[Records provided]

──────

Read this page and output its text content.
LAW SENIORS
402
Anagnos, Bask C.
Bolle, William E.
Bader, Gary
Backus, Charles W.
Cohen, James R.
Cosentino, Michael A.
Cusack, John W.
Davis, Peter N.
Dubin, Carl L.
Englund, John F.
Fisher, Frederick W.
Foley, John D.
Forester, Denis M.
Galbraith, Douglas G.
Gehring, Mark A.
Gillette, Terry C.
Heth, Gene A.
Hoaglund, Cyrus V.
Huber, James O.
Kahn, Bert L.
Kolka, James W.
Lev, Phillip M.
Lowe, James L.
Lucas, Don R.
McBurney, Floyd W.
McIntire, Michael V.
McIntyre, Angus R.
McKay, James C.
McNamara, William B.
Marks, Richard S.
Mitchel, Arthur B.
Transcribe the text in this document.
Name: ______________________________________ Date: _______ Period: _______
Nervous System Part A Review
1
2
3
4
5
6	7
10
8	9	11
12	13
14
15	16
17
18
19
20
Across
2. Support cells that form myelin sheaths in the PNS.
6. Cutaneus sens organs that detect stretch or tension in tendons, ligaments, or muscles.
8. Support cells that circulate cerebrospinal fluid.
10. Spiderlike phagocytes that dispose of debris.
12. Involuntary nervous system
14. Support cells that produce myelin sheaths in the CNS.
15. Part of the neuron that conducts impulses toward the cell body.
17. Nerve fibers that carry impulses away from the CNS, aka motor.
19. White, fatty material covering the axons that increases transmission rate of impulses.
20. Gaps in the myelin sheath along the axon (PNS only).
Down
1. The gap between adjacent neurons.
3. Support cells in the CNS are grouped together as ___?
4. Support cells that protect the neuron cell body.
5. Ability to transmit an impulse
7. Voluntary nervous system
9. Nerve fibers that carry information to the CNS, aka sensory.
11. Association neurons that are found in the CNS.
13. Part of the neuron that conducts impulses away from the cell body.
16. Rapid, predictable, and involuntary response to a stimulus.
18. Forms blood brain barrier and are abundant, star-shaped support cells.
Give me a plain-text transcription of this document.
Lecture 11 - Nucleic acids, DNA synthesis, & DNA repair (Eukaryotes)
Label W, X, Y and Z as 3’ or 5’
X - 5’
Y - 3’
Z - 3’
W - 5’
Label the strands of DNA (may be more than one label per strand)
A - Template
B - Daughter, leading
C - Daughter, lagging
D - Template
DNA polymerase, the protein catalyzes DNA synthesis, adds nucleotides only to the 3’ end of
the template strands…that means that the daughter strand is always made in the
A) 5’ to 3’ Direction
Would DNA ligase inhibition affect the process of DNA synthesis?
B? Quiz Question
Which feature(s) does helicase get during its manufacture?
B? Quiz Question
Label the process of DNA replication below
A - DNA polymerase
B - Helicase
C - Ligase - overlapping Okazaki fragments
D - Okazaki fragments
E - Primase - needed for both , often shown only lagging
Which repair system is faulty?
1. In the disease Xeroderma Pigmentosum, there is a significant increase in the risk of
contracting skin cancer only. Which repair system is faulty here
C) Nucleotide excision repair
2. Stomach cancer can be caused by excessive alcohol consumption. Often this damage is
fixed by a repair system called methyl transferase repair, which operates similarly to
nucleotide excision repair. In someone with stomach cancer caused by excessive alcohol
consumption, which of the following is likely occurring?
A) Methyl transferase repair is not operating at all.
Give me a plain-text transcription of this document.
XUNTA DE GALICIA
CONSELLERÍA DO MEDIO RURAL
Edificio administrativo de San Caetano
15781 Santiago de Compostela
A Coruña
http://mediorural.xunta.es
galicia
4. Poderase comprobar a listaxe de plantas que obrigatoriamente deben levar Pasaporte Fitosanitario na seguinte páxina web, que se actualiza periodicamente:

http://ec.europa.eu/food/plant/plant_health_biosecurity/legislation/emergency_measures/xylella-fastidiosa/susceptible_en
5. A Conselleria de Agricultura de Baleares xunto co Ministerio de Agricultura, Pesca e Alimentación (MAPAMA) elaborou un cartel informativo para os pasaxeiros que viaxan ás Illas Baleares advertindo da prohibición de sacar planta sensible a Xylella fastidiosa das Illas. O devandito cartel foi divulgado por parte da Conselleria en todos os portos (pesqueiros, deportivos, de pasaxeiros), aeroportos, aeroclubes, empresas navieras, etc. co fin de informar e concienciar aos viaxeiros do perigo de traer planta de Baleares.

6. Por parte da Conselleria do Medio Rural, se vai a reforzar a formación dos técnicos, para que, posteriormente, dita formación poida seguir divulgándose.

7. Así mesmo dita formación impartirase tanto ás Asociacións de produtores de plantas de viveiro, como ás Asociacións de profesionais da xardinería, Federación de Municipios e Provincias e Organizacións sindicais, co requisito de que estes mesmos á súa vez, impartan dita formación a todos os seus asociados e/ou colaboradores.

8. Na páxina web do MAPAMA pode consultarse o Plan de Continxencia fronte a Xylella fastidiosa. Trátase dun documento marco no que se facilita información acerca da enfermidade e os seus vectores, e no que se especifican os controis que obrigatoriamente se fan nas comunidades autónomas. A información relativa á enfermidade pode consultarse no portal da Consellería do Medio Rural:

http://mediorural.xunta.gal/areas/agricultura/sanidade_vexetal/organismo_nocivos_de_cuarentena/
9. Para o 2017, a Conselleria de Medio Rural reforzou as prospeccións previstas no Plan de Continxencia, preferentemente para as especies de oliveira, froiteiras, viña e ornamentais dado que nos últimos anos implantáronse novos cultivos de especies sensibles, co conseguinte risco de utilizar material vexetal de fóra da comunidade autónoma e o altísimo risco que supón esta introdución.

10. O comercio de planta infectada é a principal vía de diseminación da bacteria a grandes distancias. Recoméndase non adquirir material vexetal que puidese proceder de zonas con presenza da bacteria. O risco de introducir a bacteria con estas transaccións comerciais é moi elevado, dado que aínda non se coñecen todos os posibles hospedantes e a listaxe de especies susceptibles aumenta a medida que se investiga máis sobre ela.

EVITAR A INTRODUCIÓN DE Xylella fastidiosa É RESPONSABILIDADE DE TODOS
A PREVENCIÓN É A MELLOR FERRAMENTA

──────

[Brief] What lines in the entries contain "strands"? Report each one by copying it.

[Answer]
Label the strands of DNA (may be more than one label per strand)
the template strands…that means that the daughter strand is always made in the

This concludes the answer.